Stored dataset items
**********

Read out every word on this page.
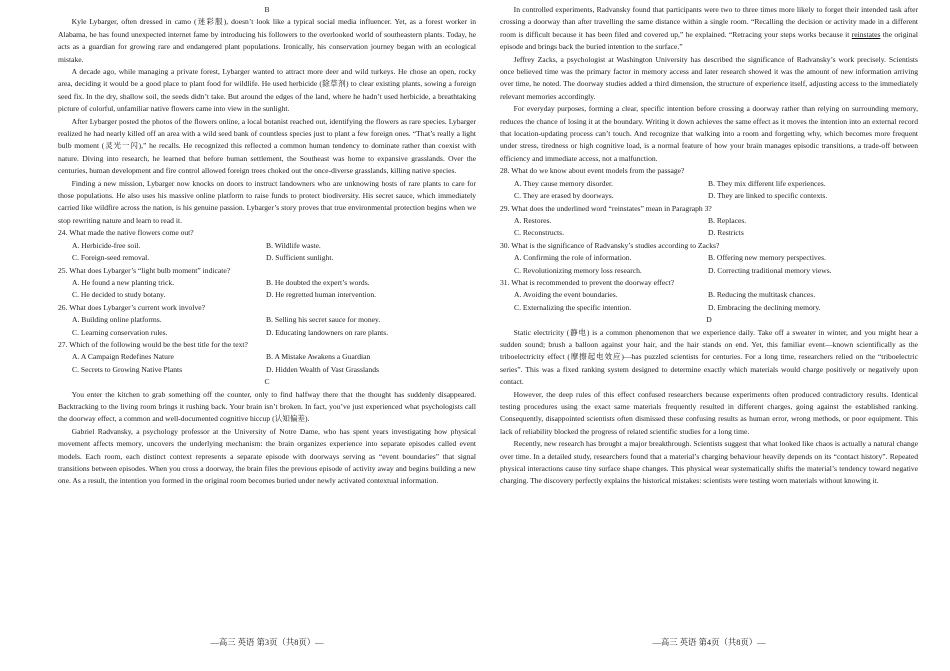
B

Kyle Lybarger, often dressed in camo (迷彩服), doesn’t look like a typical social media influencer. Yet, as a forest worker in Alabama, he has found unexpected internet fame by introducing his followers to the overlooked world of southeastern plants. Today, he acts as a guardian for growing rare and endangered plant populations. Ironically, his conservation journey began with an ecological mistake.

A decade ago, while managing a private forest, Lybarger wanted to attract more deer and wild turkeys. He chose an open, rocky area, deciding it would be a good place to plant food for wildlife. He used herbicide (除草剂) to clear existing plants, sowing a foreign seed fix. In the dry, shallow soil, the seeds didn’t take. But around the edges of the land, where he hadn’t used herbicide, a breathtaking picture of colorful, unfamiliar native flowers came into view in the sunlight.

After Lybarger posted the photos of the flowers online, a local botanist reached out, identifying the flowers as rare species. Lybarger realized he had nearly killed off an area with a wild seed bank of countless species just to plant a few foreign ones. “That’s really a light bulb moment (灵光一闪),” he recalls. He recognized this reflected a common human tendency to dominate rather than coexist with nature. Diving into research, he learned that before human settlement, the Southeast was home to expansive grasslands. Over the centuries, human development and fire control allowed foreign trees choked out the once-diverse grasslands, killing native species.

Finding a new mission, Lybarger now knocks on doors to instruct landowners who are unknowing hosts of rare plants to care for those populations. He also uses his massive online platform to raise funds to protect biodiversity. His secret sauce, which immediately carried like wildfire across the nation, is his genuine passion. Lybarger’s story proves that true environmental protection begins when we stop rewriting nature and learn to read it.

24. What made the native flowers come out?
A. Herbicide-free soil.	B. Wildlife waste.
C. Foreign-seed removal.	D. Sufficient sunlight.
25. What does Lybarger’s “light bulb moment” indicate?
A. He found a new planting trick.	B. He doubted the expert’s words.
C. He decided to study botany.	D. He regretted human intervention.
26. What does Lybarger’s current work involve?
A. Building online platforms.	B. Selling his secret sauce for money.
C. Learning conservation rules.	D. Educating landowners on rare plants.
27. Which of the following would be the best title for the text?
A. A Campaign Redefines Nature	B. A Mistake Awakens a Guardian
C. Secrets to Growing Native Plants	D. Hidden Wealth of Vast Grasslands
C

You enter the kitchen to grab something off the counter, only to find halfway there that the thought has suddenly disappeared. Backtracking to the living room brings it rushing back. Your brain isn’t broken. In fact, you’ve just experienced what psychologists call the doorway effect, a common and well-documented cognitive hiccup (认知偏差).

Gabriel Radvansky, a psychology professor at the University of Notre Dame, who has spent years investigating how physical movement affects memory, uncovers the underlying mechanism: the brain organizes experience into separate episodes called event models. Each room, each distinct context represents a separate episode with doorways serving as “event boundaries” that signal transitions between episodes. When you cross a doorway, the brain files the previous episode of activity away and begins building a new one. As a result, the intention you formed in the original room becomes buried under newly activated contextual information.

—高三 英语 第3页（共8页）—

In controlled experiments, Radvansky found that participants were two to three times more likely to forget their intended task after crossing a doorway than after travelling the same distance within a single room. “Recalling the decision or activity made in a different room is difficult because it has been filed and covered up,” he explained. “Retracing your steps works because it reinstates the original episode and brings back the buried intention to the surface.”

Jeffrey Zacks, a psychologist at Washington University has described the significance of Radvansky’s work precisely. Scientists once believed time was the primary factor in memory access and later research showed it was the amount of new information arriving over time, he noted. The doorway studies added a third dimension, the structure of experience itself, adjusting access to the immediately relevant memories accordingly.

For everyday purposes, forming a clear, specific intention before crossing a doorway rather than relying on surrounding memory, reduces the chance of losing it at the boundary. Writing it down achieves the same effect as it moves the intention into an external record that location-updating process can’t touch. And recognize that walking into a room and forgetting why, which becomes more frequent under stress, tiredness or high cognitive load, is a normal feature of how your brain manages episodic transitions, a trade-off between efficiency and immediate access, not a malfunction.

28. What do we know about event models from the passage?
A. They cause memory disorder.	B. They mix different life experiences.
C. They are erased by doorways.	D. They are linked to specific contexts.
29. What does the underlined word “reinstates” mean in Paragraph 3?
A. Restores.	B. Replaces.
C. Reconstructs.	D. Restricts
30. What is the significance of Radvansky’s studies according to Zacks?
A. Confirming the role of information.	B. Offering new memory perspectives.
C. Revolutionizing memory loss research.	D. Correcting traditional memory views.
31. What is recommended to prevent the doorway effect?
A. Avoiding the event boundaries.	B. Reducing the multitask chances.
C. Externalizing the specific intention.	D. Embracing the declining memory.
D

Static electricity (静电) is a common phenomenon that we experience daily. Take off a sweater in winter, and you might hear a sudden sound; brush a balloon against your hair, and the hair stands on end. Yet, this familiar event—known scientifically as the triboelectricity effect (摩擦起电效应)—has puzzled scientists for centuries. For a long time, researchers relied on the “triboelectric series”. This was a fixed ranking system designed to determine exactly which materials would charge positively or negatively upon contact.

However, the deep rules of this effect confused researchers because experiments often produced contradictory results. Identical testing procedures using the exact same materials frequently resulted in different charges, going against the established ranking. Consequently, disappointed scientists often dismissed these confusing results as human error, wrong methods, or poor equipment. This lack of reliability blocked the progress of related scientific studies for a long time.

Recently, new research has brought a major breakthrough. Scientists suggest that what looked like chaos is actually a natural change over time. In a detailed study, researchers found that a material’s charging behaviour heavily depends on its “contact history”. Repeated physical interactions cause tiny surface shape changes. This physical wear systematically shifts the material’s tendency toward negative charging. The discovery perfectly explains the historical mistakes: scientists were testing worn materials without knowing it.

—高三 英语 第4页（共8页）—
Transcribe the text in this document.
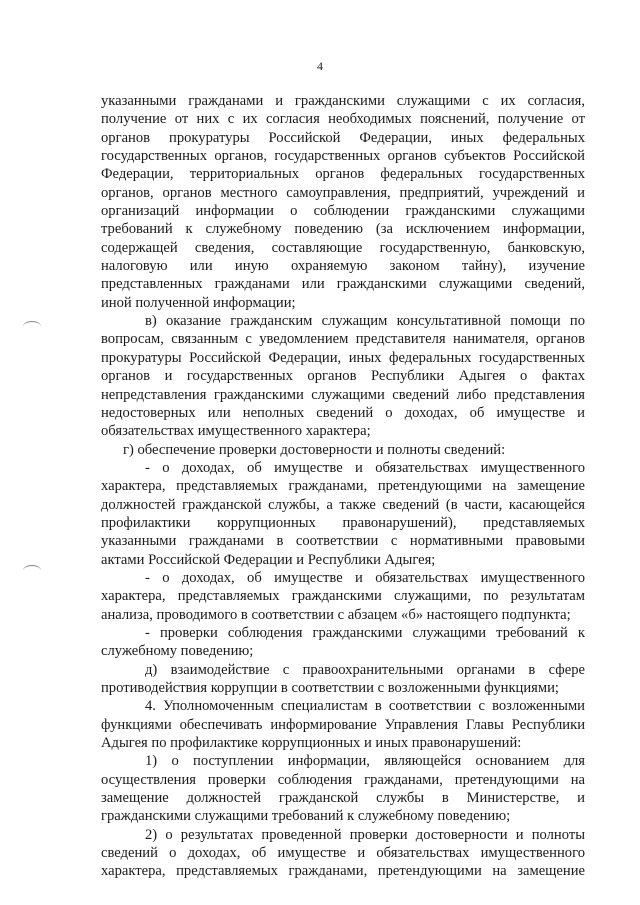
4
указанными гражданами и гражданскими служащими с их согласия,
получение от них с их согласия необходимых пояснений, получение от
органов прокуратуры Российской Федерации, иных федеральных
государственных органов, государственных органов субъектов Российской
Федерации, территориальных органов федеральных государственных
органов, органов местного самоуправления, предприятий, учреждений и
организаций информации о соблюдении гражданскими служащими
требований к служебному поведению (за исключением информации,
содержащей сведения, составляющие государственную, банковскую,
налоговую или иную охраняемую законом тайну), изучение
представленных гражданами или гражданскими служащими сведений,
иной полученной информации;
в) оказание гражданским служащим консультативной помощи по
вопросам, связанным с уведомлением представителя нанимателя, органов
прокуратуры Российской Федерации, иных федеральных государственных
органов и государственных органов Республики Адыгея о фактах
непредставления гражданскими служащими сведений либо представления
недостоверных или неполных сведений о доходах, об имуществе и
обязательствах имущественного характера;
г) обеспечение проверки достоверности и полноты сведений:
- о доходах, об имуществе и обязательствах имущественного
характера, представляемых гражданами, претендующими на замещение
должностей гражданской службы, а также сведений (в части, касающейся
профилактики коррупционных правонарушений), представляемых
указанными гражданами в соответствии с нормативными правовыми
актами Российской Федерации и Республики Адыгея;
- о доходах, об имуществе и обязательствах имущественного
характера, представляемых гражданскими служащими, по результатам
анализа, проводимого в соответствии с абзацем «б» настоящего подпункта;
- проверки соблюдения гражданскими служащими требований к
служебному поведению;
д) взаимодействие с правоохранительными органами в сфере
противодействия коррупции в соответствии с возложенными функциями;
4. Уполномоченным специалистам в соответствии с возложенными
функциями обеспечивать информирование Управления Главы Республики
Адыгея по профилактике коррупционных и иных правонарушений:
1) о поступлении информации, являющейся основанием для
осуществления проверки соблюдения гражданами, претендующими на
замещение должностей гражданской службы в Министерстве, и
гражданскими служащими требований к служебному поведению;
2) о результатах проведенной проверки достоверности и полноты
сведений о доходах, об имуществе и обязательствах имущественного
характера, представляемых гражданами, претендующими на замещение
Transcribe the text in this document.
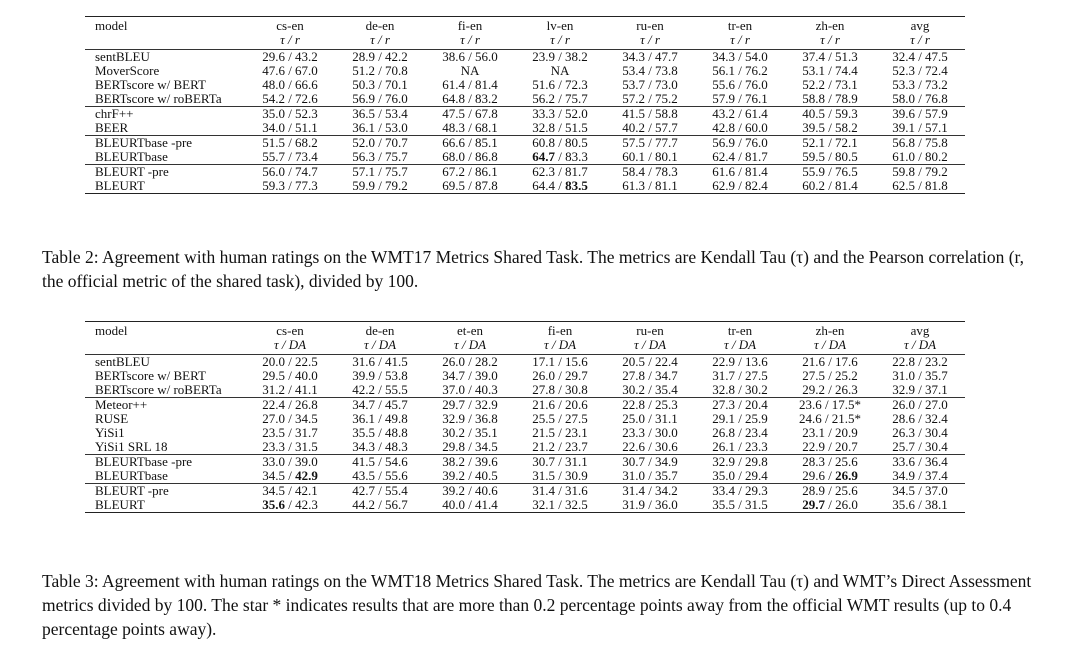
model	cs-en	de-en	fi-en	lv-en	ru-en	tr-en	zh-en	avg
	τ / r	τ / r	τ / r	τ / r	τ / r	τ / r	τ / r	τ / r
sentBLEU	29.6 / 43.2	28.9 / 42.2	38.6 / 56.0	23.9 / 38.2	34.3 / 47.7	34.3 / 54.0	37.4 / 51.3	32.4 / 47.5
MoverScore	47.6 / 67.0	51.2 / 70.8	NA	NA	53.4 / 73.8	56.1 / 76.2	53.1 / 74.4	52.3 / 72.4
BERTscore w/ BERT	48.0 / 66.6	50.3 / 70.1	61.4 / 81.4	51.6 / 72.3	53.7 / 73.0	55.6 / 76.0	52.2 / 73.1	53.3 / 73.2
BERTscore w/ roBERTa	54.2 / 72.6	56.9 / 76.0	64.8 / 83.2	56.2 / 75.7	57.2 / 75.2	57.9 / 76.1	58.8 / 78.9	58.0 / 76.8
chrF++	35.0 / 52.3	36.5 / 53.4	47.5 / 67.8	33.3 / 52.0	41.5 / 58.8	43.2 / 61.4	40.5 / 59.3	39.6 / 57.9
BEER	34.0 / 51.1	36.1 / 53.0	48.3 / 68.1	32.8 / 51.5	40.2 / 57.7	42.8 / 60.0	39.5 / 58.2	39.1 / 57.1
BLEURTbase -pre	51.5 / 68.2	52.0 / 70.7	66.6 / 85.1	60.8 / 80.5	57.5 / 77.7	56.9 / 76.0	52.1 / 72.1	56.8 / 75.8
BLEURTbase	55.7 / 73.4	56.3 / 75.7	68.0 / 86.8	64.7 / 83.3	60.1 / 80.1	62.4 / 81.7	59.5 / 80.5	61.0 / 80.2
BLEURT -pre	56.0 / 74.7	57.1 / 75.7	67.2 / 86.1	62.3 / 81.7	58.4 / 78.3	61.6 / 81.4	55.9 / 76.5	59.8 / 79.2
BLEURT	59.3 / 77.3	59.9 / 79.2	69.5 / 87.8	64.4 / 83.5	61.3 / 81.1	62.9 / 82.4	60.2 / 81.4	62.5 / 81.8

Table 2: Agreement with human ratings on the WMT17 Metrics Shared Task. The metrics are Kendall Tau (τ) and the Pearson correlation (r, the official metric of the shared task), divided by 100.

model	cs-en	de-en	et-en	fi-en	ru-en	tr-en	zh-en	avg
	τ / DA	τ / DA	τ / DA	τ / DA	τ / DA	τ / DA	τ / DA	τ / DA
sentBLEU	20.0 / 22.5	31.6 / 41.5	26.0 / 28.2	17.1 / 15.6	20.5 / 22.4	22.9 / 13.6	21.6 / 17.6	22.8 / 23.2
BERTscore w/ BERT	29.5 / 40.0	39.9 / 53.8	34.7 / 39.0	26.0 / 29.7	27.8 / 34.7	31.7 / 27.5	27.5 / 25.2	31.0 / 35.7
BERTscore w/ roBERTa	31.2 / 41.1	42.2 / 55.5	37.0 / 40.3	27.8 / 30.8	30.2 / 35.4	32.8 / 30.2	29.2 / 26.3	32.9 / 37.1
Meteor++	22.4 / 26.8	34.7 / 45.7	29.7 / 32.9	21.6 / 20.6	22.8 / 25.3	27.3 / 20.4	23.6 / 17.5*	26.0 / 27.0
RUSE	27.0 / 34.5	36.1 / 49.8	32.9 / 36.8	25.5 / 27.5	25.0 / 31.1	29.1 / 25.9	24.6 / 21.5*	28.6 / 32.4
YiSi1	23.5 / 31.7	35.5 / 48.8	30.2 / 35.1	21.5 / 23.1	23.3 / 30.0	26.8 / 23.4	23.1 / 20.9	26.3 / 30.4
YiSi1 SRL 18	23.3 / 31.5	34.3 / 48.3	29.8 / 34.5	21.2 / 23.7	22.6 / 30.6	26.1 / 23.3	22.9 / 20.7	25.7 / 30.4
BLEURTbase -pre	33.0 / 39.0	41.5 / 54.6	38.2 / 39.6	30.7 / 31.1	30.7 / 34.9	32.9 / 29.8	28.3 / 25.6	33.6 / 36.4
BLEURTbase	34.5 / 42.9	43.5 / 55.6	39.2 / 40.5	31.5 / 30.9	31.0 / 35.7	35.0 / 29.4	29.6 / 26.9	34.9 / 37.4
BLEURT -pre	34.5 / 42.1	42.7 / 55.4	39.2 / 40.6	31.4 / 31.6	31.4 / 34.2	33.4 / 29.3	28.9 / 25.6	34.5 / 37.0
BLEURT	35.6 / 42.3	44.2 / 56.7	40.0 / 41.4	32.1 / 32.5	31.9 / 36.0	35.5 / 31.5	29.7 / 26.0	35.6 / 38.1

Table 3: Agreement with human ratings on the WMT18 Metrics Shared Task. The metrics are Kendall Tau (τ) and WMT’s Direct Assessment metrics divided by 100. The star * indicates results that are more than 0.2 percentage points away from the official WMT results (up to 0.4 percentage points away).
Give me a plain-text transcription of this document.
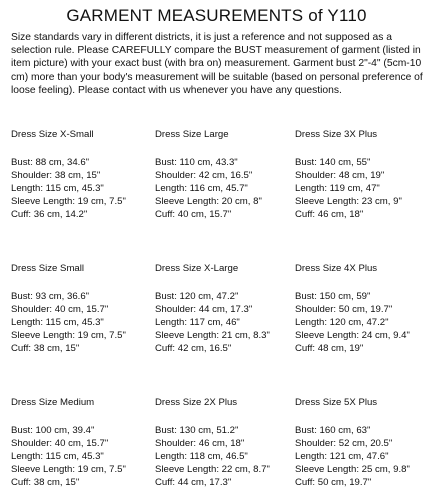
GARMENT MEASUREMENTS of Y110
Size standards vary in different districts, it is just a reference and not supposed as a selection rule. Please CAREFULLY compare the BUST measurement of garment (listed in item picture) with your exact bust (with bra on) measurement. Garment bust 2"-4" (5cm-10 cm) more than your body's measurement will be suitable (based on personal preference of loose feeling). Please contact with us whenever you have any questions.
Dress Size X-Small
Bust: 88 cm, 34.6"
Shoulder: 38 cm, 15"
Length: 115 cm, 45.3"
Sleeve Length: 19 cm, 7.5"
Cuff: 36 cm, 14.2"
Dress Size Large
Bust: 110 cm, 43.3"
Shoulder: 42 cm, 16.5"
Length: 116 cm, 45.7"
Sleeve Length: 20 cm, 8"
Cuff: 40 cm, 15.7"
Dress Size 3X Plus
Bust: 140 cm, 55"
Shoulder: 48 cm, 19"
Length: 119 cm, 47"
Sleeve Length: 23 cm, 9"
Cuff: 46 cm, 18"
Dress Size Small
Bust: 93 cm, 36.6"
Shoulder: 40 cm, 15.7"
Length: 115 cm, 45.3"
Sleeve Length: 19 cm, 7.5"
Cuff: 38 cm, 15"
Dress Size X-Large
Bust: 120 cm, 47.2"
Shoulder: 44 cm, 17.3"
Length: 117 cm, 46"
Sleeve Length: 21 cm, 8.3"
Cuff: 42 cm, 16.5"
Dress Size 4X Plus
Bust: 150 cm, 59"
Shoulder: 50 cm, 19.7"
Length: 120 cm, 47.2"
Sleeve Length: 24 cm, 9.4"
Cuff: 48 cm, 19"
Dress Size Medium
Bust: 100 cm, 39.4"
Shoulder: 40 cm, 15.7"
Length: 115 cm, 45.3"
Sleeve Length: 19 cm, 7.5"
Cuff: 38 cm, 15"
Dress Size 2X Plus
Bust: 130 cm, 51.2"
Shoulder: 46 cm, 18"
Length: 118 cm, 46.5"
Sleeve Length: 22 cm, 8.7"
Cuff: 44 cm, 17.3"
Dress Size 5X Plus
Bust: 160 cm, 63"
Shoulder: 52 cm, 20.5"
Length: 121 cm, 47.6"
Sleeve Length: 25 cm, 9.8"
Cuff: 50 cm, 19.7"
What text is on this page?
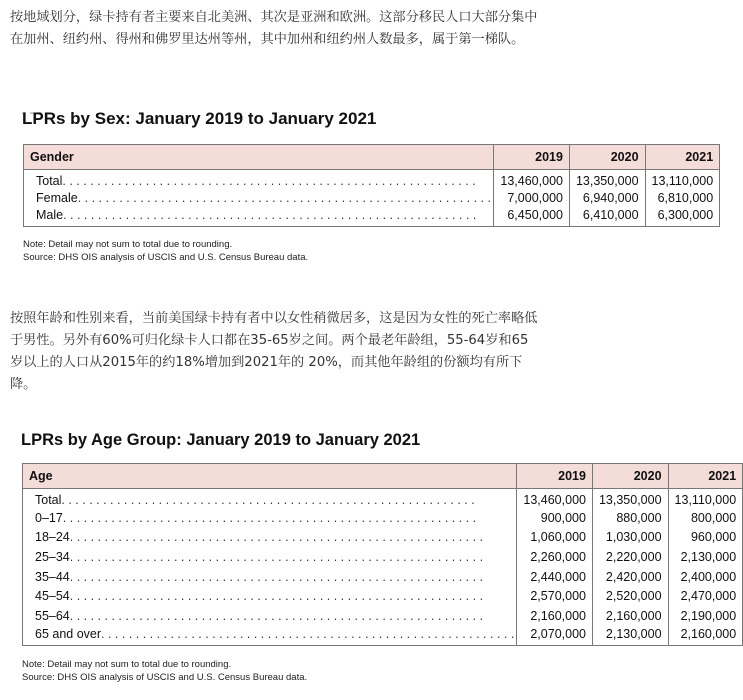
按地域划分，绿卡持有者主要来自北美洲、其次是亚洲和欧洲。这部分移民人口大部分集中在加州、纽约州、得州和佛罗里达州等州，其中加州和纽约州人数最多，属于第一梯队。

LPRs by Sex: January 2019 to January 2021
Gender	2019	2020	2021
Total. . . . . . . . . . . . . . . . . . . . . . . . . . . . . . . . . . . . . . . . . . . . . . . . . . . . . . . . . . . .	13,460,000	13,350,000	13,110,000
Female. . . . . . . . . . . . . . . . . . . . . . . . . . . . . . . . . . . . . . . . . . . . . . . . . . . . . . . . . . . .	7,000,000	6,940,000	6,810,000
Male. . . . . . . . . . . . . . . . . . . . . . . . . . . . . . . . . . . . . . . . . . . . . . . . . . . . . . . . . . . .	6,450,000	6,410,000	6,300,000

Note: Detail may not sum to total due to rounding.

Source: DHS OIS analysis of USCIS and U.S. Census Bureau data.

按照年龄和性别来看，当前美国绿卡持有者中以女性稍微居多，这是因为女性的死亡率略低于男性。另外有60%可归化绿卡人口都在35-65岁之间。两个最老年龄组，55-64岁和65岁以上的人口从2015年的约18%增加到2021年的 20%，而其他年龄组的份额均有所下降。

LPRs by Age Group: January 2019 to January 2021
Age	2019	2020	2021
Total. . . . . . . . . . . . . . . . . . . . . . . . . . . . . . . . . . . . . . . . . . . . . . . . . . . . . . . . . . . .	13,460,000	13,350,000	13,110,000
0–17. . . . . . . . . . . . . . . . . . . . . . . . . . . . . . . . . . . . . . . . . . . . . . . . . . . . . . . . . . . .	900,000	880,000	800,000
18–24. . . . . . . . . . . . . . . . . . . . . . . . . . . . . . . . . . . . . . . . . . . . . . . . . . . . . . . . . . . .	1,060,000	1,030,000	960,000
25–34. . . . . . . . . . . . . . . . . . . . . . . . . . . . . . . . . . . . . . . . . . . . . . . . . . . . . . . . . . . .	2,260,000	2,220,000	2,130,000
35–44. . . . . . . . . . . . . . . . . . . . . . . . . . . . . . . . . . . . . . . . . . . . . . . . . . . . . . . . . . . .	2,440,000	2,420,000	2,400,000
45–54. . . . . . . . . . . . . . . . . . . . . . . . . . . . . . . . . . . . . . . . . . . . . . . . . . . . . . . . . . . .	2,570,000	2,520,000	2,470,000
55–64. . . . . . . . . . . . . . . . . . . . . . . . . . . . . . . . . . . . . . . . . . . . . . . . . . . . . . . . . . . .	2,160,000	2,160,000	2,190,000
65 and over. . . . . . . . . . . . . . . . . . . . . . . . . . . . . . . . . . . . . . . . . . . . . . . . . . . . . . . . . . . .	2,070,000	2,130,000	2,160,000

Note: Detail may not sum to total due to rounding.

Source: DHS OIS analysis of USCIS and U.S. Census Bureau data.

**********

## Objective
How many lines in the records above contain the word "results"? Reply with the number alone.

## Completed exercise
2